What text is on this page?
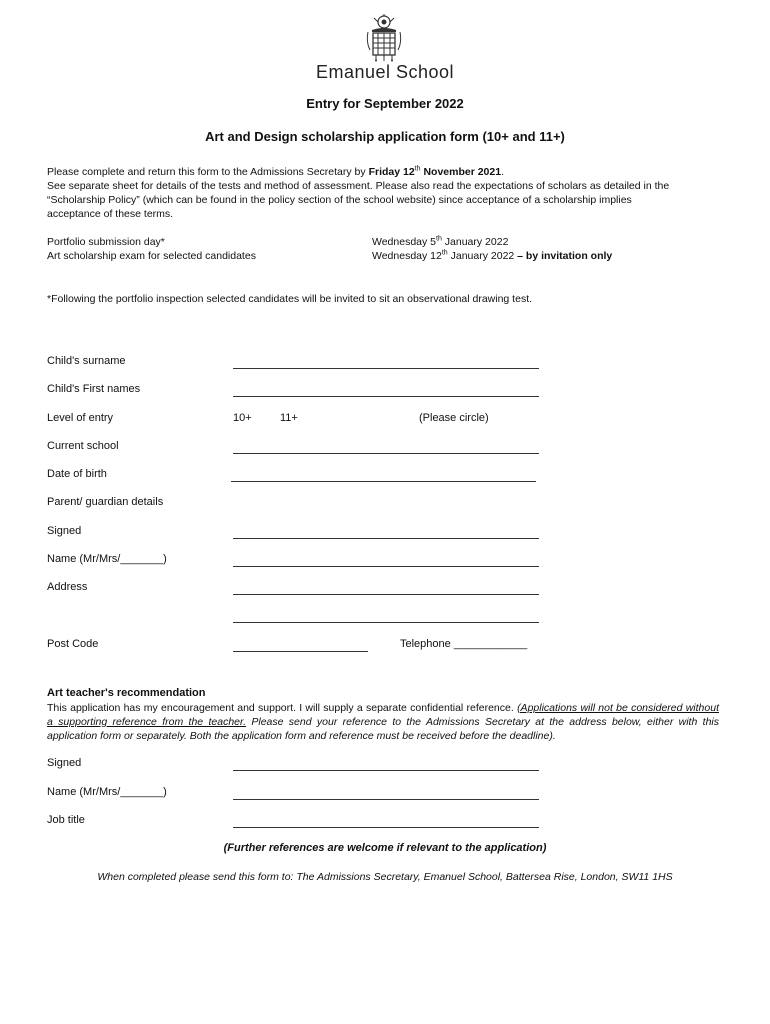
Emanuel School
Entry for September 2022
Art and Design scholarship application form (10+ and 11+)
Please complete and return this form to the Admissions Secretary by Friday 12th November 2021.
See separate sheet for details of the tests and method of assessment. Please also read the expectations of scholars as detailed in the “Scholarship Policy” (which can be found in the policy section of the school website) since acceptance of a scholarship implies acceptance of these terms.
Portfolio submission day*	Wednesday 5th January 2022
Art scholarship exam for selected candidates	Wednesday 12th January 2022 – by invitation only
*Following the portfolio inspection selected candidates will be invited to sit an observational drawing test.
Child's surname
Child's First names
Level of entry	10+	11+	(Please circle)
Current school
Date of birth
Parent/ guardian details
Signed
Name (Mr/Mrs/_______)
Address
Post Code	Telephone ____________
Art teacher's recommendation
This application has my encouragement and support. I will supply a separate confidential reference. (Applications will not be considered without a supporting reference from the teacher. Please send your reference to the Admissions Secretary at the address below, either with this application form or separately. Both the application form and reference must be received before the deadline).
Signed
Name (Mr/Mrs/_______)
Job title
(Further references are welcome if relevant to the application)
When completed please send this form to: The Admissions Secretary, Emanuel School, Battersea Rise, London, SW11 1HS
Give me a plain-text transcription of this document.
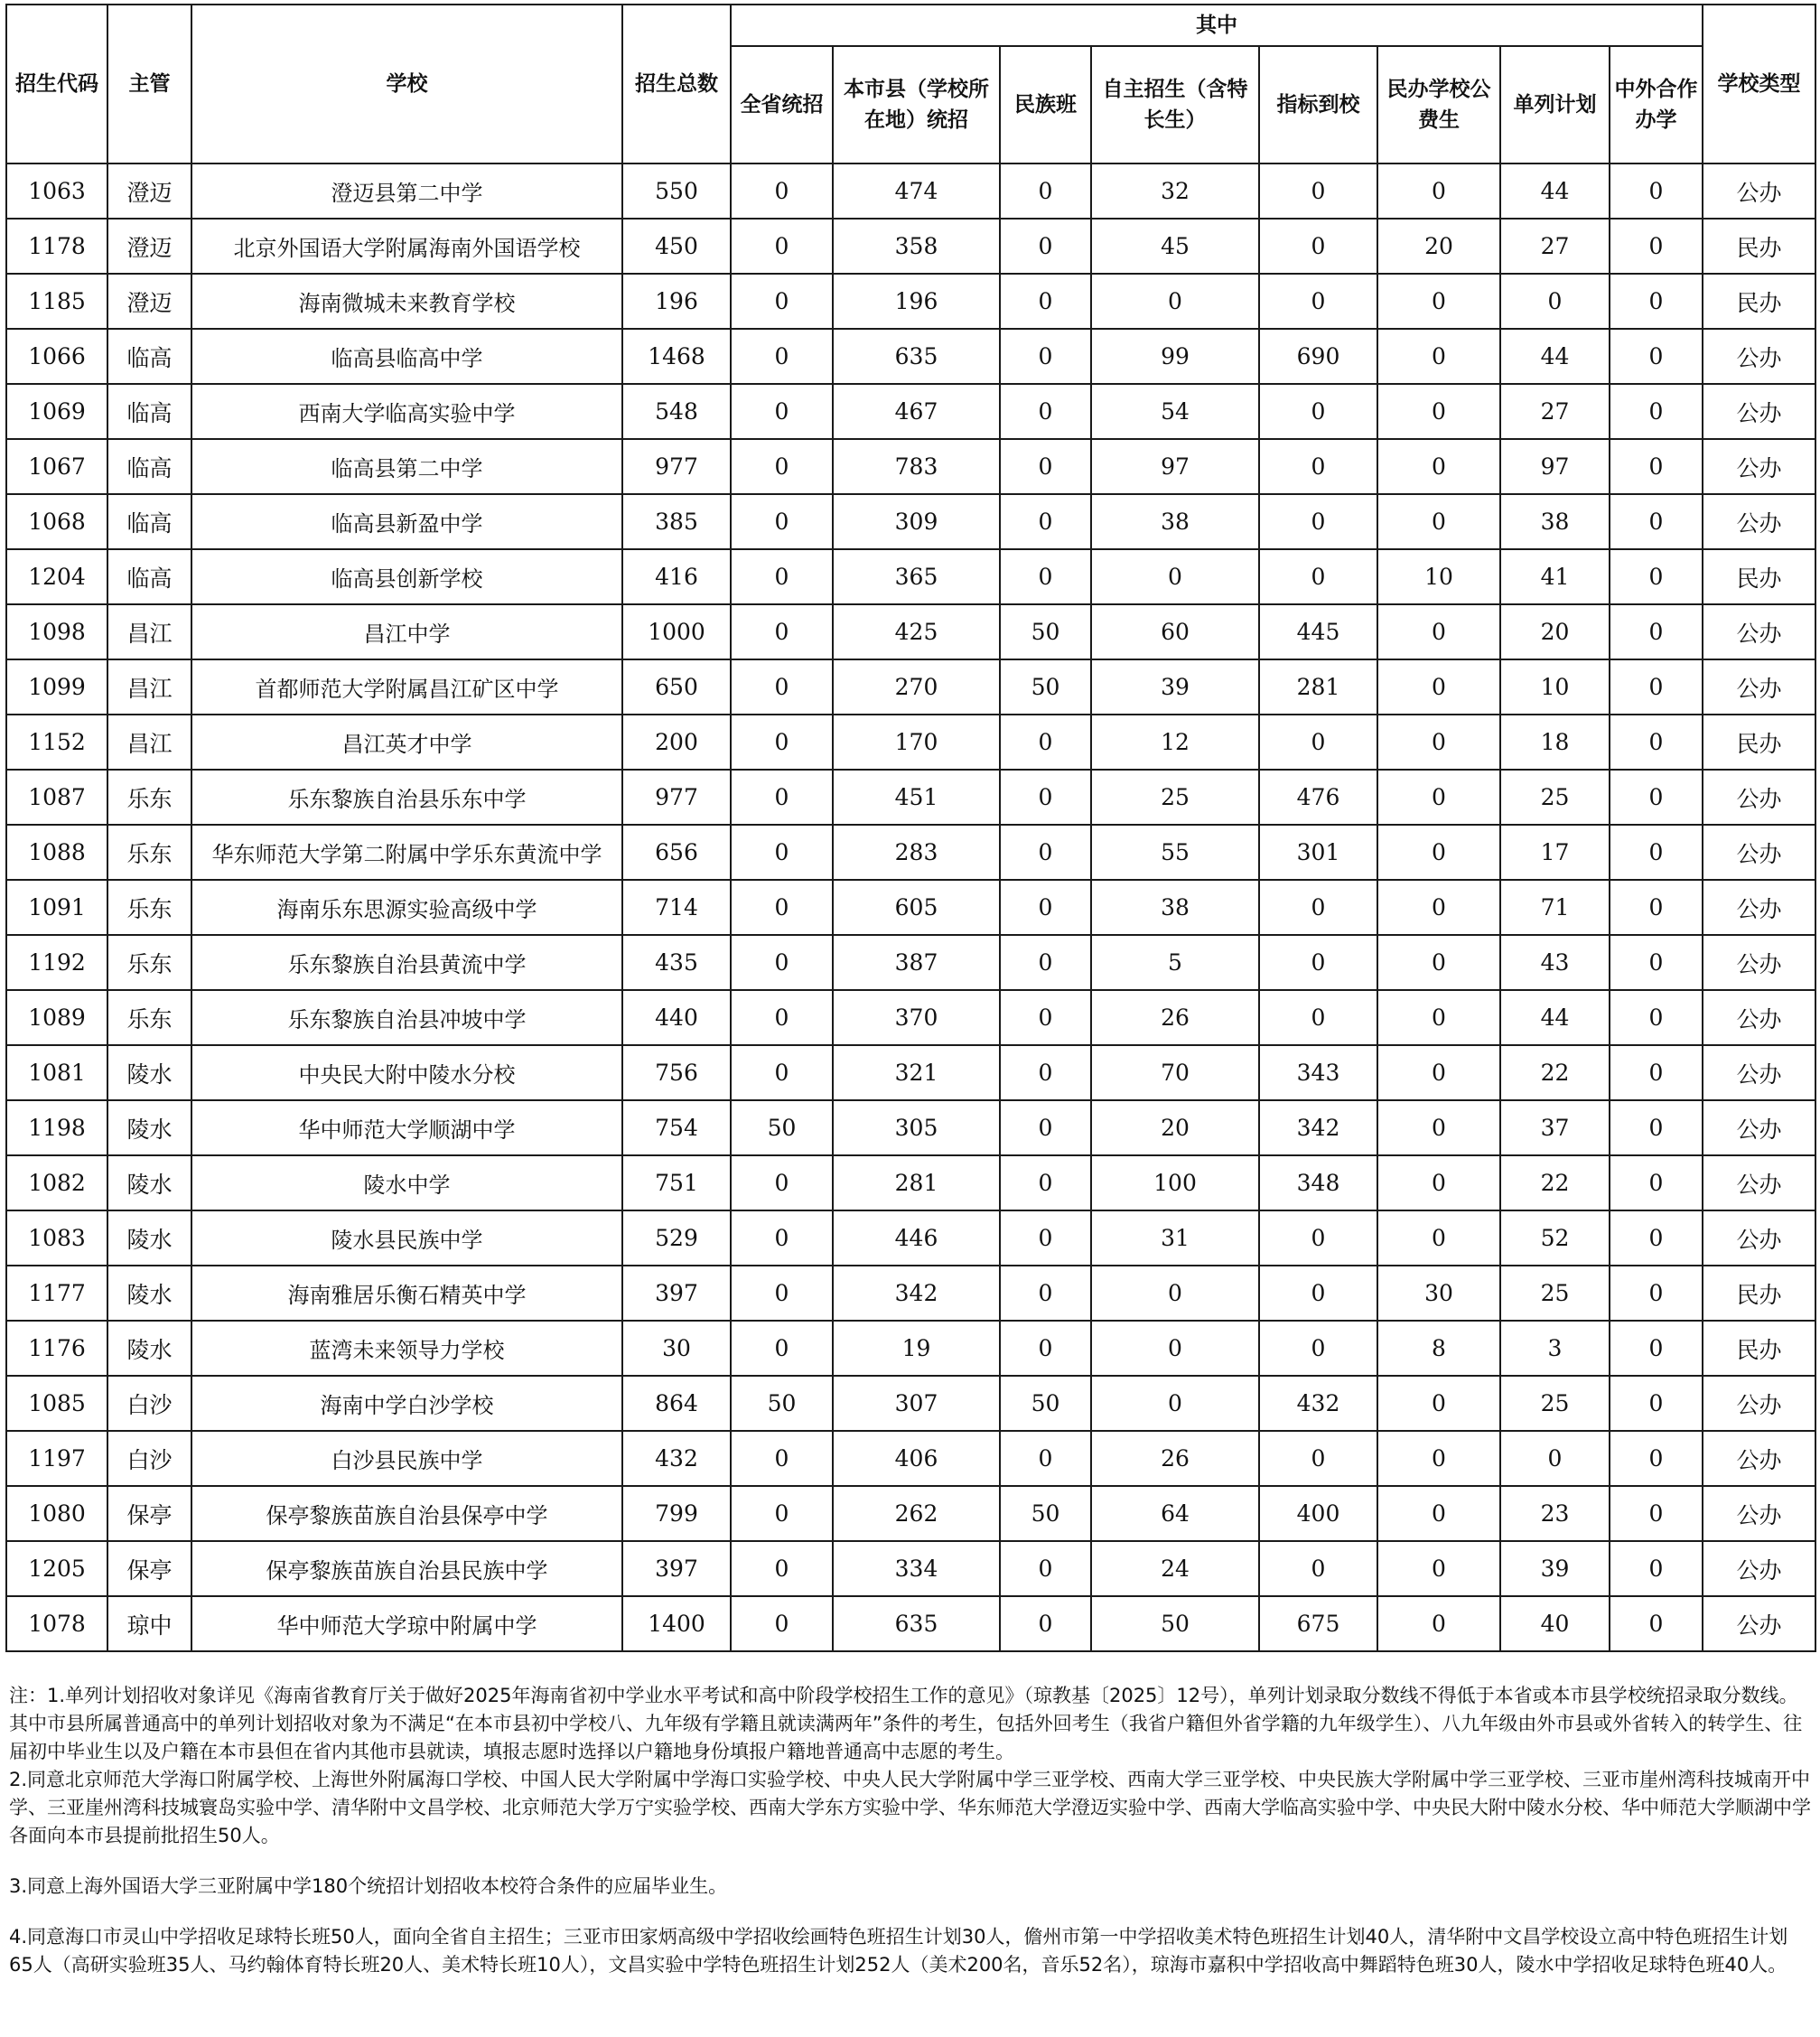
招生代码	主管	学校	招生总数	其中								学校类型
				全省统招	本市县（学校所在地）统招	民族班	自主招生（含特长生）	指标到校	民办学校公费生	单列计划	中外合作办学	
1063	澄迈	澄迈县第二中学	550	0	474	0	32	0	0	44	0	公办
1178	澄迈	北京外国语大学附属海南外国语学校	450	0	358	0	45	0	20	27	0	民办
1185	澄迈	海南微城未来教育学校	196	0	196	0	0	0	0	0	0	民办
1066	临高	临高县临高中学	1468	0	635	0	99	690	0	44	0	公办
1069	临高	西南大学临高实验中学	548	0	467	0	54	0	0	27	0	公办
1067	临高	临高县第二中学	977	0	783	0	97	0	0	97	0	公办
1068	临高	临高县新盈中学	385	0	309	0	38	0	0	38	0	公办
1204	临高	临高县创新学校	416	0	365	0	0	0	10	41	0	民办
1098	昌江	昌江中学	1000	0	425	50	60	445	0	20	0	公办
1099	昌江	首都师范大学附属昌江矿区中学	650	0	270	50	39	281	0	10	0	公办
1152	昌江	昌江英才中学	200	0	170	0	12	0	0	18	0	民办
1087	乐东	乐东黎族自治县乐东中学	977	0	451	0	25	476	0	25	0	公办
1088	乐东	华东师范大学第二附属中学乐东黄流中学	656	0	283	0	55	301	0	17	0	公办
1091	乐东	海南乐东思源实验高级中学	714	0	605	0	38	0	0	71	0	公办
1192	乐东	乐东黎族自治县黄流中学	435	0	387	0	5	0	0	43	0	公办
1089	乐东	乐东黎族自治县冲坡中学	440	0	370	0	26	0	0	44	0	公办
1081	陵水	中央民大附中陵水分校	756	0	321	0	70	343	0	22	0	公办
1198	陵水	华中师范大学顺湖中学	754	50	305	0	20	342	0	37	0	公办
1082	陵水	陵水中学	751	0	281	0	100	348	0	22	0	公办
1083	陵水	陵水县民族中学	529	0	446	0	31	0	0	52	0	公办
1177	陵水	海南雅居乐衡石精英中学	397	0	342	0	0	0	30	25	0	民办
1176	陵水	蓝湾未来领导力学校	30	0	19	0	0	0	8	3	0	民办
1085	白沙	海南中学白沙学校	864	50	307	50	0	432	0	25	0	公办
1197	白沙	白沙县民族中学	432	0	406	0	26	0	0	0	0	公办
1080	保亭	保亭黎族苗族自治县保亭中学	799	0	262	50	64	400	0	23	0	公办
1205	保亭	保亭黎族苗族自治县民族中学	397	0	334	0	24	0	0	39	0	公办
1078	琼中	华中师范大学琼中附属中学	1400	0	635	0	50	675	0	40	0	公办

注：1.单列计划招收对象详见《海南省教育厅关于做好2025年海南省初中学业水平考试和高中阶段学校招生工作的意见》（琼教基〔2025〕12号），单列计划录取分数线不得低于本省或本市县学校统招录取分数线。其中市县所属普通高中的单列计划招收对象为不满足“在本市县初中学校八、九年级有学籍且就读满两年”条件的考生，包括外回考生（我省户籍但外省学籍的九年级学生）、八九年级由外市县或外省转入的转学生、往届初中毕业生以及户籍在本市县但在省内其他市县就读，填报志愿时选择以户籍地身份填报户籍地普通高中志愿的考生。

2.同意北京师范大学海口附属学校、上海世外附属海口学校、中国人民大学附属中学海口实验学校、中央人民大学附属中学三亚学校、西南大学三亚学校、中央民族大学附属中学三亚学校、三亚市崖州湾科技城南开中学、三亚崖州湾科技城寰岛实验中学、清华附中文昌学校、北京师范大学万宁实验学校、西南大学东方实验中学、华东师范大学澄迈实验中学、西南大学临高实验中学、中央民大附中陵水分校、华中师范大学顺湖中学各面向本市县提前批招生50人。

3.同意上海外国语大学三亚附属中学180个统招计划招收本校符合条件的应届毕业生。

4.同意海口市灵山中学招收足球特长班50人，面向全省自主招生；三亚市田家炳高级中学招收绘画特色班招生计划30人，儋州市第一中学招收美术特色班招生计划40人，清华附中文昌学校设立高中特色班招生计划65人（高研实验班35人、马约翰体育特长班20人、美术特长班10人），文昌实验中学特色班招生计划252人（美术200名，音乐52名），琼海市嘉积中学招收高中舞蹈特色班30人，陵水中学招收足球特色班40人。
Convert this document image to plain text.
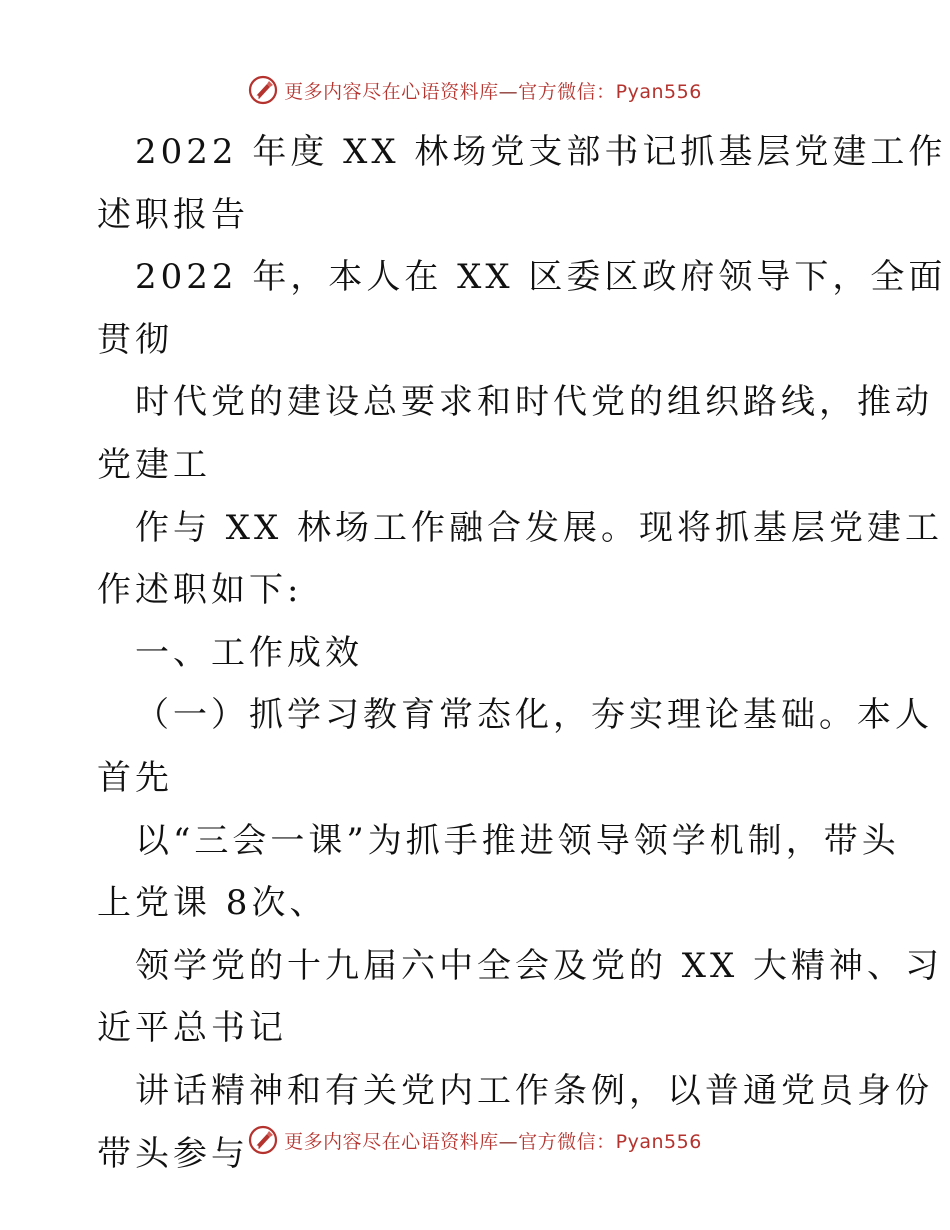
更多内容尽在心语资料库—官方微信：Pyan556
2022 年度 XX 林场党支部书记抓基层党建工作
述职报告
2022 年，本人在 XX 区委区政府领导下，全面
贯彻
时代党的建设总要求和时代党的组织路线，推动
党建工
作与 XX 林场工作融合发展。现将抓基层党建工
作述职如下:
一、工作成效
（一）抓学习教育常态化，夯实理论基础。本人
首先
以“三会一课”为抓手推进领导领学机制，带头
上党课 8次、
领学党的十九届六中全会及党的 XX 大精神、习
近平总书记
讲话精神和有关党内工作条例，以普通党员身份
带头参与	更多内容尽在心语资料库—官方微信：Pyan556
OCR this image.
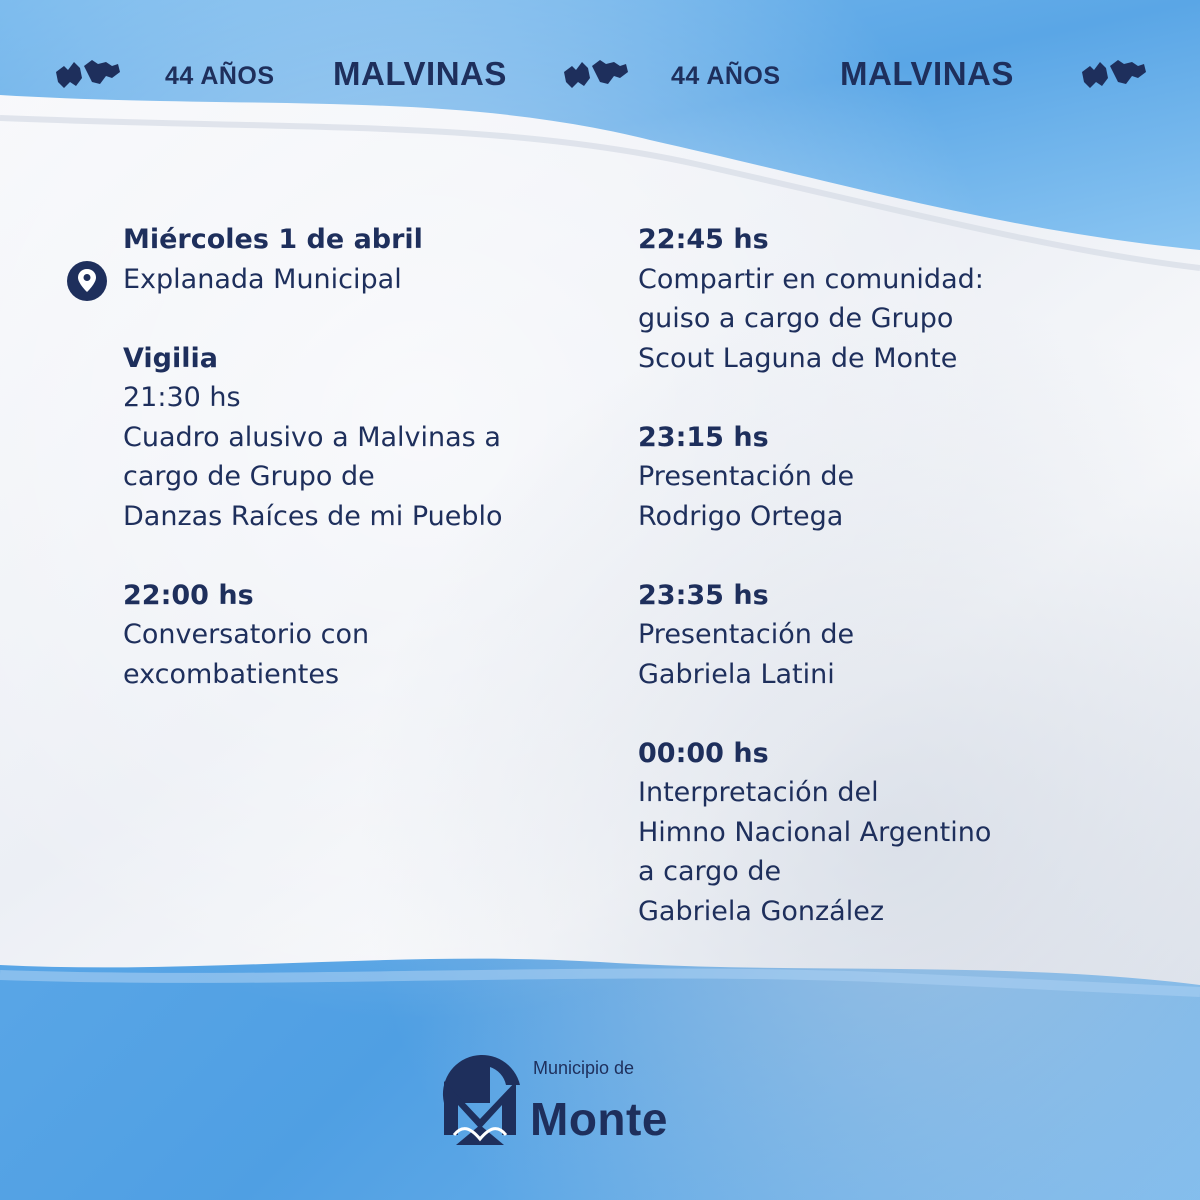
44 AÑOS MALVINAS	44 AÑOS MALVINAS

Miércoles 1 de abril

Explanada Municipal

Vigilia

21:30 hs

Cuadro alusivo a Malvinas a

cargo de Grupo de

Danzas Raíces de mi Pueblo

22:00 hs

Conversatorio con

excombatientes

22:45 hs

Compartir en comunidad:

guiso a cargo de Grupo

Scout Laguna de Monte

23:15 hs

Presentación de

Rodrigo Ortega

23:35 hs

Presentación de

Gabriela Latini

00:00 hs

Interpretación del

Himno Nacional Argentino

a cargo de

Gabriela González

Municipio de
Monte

What this task involves:
Quote, word for word and nothing more, every line from the line with "Convert this document image to plain text." to the end of the entries, including both ends; skip any pictures.

Response:
Convert this document image to plain text.
更多内容尽在心语资料库—官方微信：Pyan556
2022 年度 XX 林场党支部书记抓基层党建工作
述职报告
2022 年，本人在 XX 区委区政府领导下，全面
贯彻
时代党的建设总要求和时代党的组织路线，推动
党建工
作与 XX 林场工作融合发展。现将抓基层党建工
作述职如下:
一、工作成效
（一）抓学习教育常态化，夯实理论基础。本人
首先
以“三会一课”为抓手推进领导领学机制，带头
上党课 8次、
领学党的十九届六中全会及党的 XX 大精神、习
近平总书记
讲话精神和有关党内工作条例，以普通党员身份
带头参与	更多内容尽在心语资料库—官方微信：Pyan556
OCR this image.
44 AÑOS MALVINAS	44 AÑOS MALVINAS

Miércoles 1 de abril

Explanada Municipal

Vigilia

21:30 hs

Cuadro alusivo a Malvinas a

cargo de Grupo de

Danzas Raíces de mi Pueblo

22:00 hs

Conversatorio con

excombatientes

22:45 hs

Compartir en comunidad:

guiso a cargo de Grupo

Scout Laguna de Monte

23:15 hs

Presentación de

Rodrigo Ortega

23:35 hs

Presentación de

Gabriela Latini

00:00 hs

Interpretación del

Himno Nacional Argentino

a cargo de

Gabriela González

Municipio de
Monte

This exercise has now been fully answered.